---- Provided passage
For my next question...chucks

UKworkshop.co.uk

Help Support UKworkshop.co.uk:

This site may earn a commission from merchant affiliate links, including eBay, Amazon, and others.

AJB Temple

Finely figured
Joined
13 Oct 2015
Messages
4,056
Reaction score
1,509
Location
Tunbridge Wells
The reason I got the lathe (second hand immaculate Record CL1, with extra turning rest and a few other bits) was to turn spindles for furniture work, and I am fine with that. However, I would like to have a go at turning bowls, as I already have a lot of free blanks that just need a bit of action on my bandsaw before they are ready for use. However I have no chuck.

Having had a search here, and watched quite a lot of you tube videos (e.g. Richard Raffan's [to me] excellent videos on basic bowl turning) I have ended up quite confused about what I need for a chuck. He seems to use three different ones, starting with a basic screw thread and then two more complex ones to grip the inside and outside of the bowls. He commented that they do not mark the wood. When I was at school (some while ago....) I am pretty sure that for the one and only bowl I made it was screwed to a plate which had a spigot on it to go in a chuck.
--------
---- Excerpted data
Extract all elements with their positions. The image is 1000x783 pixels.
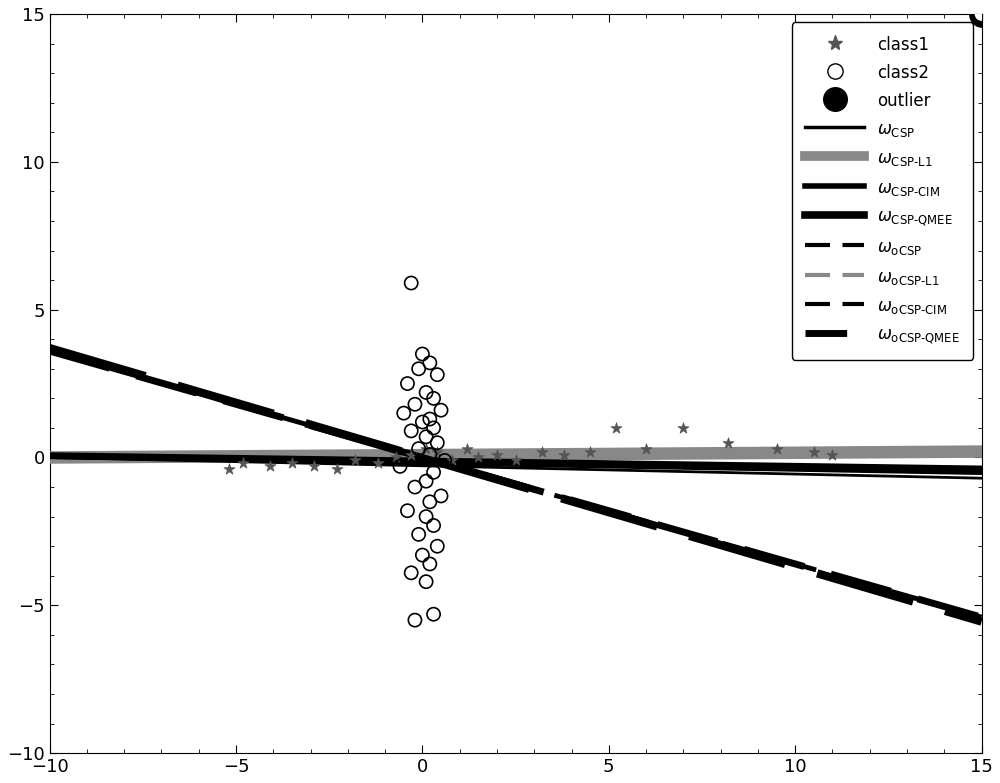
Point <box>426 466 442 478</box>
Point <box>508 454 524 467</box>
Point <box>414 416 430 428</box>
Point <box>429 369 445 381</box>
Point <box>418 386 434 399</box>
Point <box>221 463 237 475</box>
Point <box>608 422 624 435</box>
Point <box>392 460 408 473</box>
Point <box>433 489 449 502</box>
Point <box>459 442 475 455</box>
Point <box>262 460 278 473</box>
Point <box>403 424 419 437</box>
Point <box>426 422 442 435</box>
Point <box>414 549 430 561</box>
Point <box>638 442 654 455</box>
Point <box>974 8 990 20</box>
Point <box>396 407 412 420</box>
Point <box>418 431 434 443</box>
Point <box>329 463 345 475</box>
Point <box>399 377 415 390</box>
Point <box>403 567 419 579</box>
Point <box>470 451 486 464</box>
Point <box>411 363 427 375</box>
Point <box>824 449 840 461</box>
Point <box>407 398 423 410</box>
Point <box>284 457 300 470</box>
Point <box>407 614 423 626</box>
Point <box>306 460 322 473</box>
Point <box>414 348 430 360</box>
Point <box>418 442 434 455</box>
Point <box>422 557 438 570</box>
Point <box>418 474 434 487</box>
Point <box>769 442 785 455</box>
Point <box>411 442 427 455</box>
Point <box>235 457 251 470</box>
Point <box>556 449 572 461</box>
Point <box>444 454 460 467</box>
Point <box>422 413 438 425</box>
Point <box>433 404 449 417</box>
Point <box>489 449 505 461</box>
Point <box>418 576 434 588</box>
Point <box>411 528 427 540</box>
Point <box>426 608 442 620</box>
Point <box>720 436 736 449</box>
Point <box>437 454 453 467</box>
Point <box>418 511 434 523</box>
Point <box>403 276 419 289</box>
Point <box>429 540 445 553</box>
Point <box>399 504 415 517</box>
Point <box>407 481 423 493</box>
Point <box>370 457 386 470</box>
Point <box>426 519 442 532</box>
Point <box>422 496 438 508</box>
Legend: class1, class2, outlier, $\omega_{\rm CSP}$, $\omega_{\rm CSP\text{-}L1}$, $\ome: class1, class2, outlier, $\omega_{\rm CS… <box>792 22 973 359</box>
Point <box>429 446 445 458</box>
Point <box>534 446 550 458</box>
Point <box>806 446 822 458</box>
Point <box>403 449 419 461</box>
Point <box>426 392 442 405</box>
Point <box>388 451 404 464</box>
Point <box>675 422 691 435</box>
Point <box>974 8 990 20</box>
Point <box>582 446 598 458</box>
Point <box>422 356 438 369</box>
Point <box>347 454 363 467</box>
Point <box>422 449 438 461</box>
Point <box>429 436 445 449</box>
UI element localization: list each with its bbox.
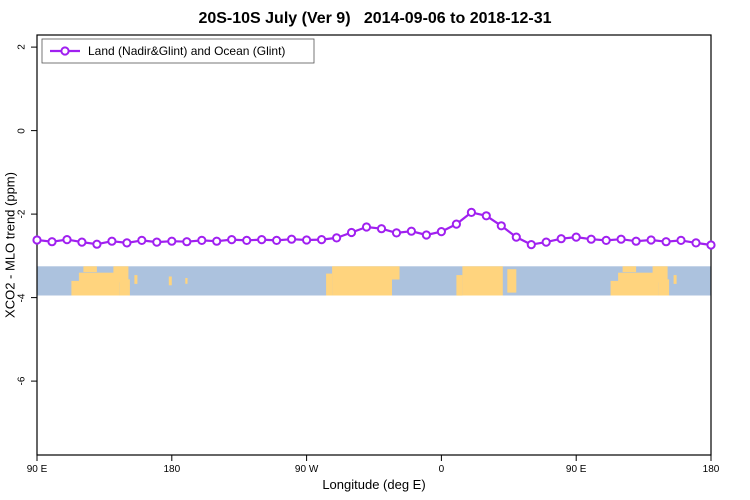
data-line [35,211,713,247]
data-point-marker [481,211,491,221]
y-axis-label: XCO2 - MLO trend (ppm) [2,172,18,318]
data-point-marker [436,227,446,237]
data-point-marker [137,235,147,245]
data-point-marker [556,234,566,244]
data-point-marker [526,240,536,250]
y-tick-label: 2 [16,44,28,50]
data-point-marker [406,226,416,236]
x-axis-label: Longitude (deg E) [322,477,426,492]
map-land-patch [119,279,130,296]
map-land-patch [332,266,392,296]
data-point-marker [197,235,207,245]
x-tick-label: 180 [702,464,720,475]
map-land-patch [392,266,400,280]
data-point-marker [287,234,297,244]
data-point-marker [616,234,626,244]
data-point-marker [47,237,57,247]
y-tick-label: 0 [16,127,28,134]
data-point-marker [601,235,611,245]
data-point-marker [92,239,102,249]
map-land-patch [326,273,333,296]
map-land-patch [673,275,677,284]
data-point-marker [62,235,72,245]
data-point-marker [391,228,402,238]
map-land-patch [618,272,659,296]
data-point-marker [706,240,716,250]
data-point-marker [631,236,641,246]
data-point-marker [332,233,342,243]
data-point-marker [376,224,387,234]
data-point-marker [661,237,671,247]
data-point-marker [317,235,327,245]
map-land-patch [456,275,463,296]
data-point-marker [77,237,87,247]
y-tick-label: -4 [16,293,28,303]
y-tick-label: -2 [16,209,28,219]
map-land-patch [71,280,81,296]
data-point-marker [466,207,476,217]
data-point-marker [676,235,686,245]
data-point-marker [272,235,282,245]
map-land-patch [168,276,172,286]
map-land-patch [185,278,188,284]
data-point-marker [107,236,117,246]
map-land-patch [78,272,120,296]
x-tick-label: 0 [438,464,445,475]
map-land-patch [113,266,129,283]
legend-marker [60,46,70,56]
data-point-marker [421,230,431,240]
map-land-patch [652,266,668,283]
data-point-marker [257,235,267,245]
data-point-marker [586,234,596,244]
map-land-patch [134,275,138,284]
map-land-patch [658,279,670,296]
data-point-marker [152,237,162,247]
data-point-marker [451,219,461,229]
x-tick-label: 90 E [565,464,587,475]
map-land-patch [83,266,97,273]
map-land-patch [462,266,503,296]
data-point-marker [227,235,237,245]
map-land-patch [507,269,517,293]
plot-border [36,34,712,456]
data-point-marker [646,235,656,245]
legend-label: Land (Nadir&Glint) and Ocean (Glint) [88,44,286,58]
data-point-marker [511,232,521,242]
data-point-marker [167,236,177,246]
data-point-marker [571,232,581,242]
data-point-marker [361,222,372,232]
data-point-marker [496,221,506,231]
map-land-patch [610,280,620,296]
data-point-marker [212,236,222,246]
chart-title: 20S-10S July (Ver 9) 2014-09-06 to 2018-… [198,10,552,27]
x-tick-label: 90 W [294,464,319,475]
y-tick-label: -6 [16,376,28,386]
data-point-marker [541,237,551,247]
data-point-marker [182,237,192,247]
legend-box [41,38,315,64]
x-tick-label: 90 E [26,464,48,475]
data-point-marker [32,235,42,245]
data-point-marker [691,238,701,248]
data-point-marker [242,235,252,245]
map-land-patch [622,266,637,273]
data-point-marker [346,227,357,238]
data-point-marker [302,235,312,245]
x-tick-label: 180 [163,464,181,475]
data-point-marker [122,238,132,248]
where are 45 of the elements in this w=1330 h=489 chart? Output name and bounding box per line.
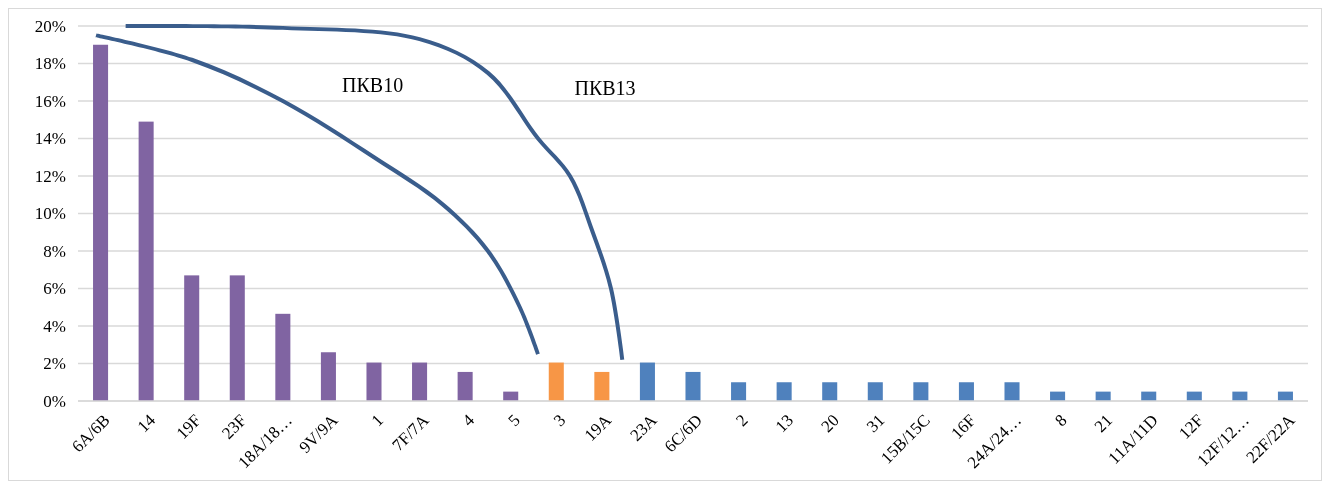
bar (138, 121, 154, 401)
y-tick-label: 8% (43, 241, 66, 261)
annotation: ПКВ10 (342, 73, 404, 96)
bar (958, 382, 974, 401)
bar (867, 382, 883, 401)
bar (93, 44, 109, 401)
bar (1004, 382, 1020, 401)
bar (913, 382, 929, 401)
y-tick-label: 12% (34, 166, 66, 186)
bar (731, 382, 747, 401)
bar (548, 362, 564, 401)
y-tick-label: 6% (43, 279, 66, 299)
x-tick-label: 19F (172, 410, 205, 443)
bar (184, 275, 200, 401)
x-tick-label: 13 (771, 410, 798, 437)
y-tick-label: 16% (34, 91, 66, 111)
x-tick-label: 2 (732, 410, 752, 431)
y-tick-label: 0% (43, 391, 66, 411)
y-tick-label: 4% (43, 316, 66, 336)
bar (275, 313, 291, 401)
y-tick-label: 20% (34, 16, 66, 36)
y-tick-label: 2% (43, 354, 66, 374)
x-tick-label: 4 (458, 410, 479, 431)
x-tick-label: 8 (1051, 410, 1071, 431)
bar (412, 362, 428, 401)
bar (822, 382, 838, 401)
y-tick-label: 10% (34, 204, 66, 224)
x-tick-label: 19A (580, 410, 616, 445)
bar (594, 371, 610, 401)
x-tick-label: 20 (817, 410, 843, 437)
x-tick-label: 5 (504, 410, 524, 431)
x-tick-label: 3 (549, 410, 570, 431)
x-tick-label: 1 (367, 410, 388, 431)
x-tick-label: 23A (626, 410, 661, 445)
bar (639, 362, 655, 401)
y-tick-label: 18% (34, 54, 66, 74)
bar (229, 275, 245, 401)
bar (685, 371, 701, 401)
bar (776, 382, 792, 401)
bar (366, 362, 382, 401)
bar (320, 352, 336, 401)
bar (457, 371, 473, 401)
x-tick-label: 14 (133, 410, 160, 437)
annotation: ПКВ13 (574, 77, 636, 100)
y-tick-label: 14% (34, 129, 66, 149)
--------
---- Excerpted data
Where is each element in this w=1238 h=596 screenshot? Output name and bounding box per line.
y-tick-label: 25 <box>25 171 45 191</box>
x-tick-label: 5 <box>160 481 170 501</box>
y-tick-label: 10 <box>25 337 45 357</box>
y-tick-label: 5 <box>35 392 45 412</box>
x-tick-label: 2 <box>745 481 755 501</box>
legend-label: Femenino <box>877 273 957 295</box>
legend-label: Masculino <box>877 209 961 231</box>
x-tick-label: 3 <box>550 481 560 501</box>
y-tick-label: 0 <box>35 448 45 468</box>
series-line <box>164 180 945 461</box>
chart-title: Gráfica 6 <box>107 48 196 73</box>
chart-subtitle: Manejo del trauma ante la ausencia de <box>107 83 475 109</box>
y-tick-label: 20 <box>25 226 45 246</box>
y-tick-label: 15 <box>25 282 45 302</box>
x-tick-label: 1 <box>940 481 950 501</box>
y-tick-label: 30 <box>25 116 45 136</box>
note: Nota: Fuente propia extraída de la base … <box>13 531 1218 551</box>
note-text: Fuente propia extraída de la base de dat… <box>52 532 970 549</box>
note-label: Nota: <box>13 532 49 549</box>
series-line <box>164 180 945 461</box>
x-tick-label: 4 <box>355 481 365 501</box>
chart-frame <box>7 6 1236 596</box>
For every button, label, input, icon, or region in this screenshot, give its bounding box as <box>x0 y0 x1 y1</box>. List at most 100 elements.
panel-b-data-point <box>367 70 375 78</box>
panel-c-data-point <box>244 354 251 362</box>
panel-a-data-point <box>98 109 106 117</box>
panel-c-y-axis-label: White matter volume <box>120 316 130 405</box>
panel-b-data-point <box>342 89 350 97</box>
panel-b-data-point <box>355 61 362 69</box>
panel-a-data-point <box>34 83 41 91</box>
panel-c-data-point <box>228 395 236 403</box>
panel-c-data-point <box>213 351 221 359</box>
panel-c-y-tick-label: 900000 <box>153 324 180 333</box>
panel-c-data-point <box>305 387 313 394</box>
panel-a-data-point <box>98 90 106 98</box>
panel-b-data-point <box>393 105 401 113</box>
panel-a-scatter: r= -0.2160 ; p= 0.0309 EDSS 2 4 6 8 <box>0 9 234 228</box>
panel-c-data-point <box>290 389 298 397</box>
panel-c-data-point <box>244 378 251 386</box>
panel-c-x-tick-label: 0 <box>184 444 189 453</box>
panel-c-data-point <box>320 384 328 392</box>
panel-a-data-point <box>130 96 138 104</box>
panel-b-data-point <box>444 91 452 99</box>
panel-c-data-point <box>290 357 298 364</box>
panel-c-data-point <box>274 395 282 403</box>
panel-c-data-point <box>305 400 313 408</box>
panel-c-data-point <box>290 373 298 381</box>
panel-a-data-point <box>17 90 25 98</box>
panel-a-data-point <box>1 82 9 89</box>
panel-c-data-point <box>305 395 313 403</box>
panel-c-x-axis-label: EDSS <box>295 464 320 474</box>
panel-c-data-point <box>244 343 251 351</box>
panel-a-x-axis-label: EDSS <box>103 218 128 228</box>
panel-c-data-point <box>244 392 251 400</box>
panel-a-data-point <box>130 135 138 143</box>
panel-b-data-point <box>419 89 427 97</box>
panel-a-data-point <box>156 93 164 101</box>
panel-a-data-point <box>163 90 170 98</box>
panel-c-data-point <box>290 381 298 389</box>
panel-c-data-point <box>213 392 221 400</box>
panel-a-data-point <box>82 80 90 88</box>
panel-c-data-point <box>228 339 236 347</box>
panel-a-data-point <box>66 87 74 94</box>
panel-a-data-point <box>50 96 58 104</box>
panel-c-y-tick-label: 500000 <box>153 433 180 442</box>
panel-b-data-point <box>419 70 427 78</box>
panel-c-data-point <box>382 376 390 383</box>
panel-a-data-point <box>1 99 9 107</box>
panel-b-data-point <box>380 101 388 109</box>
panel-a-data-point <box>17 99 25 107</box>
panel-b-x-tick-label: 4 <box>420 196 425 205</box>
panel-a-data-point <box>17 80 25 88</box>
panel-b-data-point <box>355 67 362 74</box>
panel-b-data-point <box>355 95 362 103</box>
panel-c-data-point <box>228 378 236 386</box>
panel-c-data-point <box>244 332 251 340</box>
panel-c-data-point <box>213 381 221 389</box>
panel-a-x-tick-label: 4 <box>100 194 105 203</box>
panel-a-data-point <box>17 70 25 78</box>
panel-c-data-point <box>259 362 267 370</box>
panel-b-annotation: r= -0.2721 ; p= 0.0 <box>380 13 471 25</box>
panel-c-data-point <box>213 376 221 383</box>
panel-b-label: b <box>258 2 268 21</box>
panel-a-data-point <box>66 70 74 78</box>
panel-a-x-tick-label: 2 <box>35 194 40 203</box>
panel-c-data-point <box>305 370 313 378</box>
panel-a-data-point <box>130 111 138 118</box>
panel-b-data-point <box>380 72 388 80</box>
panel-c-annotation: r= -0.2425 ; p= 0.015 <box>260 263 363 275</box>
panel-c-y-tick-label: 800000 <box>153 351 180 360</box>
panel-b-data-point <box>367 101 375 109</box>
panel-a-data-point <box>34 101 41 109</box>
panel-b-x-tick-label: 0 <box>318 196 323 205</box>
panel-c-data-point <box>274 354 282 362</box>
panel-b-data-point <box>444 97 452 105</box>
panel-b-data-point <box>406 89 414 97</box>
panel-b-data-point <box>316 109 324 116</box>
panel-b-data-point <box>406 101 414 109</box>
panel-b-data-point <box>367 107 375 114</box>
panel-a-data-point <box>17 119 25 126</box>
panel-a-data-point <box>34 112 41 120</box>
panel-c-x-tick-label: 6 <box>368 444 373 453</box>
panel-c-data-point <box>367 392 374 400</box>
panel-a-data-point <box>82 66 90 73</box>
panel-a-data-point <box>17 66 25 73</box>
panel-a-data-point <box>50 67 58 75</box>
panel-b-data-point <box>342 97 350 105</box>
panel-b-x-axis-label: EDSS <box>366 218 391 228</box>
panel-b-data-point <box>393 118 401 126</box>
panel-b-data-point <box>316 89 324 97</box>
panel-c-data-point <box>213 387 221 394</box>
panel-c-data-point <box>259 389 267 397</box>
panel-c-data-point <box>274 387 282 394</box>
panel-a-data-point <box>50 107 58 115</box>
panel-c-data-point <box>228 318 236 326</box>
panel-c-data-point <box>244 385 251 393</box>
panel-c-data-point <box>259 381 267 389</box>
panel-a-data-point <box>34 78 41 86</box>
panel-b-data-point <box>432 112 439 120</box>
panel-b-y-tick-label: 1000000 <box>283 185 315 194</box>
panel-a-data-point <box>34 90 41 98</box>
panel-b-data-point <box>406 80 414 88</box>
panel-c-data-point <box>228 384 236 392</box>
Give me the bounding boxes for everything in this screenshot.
--------
* Set task 1 *
Using the forum post about lathe chucks, answer these:
(a) What lathe did the poster buy?
(b) What did the poster originally want the lathe for?
(c) Whose bowl turning videos does the poster mention?
* Set task 2 *
In the forum post about lathe chucks, why does the poster want to try turning bowls? Answer in one to three sentences.
* Set task 3 *
Carry on the forum post about lathe chucks, picking up right after its last sentence.

* Exercise result 1 *
(a) A second-hand, immaculate Record CL1, with an extra turning rest and a few other bits.
(b) To turn spindles for furniture work.
(c) Richard Raffan's.

* Exercise result 2 *
The poster already has a lot of free bowl blanks. They only need a bit of work on the bandsaw before they are ready to use.

* Exercise result 3 *
Please can you tell me what I should look out for as a chuck suitable for making quite simple bowls up to say 12" diameter (but starting with small stuff) on the CL1? It has a rotating headstock and a special tool rest for bowls. Speed control is via a pulley system, not electronic. As this is just a bit of a sideline activity, I would prefer a reasonably economical solution and am in no rush, so can scan eBay. You can assume that I am a complete ignoramus.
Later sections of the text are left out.